◆ AIM OF THE EXERCISE:
Transcribe the material below exactly as it appears.

== MATERIAL PROVIDED

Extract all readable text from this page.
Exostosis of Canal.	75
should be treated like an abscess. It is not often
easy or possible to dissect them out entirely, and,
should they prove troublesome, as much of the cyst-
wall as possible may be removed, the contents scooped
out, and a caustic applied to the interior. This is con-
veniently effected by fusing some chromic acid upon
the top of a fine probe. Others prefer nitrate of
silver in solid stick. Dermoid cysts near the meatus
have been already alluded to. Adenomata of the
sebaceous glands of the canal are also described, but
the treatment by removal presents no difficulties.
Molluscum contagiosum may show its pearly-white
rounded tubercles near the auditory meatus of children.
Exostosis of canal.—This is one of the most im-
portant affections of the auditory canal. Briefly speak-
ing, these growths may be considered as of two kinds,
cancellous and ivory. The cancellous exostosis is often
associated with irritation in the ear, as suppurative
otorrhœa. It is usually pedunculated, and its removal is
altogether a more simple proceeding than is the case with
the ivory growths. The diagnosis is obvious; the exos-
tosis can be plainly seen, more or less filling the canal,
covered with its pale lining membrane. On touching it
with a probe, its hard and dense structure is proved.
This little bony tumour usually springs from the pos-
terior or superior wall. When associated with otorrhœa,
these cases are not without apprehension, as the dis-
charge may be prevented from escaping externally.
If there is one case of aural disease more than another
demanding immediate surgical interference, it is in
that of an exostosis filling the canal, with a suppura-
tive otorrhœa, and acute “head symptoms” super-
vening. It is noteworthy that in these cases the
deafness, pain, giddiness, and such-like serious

====

◆ FINAL RESULT:
Extract all readable text from this page.
Exostosis of Canal.	75
should be treated like an abscess. It is not often
easy or possible to dissect them out entirely, and,
should they prove troublesome, as much of the cyst-
wall as possible may be removed, the contents scooped
out, and a caustic applied to the interior. This is con-
veniently effected by fusing some chromic acid upon
the top of a fine probe. Others prefer nitrate of
silver in solid stick. Dermoid cysts near the meatus
have been already alluded to. Adenomata of the
sebaceous glands of the canal are also described, but
the treatment by removal presents no difficulties.
Molluscum contagiosum may show its pearly-white
rounded tubercles near the auditory meatus of children.
Exostosis of canal.—This is one of the most im-
portant affections of the auditory canal. Briefly speak-
ing, these growths may be considered as of two kinds,
cancellous and ivory. The cancellous exostosis is often
associated with irritation in the ear, as suppurative
otorrhœa. It is usually pedunculated, and its removal is
altogether a more simple proceeding than is the case with
the ivory growths. The diagnosis is obvious; the exos-
tosis can be plainly seen, more or less filling the canal,
covered with its pale lining membrane. On touching it
with a probe, its hard and dense structure is proved.
This little bony tumour usually springs from the pos-
terior or superior wall. When associated with otorrhœa,
these cases are not without apprehension, as the dis-
charge may be prevented from escaping externally.
If there is one case of aural disease more than another
demanding immediate surgical interference, it is in
that of an exostosis filling the canal, with a suppura-
tive otorrhœa, and acute “head symptoms” super-
vening. It is noteworthy that in these cases the
deafness, pain, giddiness, and such-like serious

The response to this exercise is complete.